**Stated exercise**
Copy every line of the records below where the word "Days" occurs.

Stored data
****************************************
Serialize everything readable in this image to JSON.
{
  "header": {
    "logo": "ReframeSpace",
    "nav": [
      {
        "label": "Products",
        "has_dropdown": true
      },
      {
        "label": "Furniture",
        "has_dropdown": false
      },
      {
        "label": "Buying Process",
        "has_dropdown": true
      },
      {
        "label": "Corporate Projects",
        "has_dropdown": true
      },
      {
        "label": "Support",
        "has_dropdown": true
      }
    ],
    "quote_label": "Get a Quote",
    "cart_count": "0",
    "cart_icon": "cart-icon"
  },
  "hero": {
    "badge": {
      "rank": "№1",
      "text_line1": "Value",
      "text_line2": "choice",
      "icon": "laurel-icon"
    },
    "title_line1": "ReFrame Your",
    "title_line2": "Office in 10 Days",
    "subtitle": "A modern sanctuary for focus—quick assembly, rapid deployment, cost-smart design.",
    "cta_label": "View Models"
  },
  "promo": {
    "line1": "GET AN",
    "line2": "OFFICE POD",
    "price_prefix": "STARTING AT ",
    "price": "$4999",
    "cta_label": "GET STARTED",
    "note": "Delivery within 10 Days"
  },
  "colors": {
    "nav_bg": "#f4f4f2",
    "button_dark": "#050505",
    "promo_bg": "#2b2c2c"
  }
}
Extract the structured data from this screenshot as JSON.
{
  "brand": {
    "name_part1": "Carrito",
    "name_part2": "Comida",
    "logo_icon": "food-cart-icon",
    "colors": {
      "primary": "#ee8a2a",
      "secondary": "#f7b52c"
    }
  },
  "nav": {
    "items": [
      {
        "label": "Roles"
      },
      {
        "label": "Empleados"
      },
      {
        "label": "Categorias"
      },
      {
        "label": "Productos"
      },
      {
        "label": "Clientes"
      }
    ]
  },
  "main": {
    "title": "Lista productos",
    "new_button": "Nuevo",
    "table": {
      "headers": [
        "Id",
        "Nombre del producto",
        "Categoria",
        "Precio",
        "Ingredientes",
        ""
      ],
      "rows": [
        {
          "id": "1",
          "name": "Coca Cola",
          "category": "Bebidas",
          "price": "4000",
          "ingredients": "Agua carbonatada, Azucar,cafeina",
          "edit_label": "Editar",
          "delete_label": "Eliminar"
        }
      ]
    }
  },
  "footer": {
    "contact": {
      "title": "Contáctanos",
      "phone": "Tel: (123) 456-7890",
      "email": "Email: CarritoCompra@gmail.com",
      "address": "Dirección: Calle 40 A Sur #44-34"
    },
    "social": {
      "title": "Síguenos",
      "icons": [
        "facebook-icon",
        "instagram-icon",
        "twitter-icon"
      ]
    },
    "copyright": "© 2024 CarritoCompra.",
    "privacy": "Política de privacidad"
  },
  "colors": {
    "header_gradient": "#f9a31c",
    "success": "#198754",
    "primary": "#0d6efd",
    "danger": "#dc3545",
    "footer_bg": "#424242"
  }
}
****************************************
**Correct response**
    "title_line2": "Office in 10 Days",
    "note": "Delivery within 10 Days"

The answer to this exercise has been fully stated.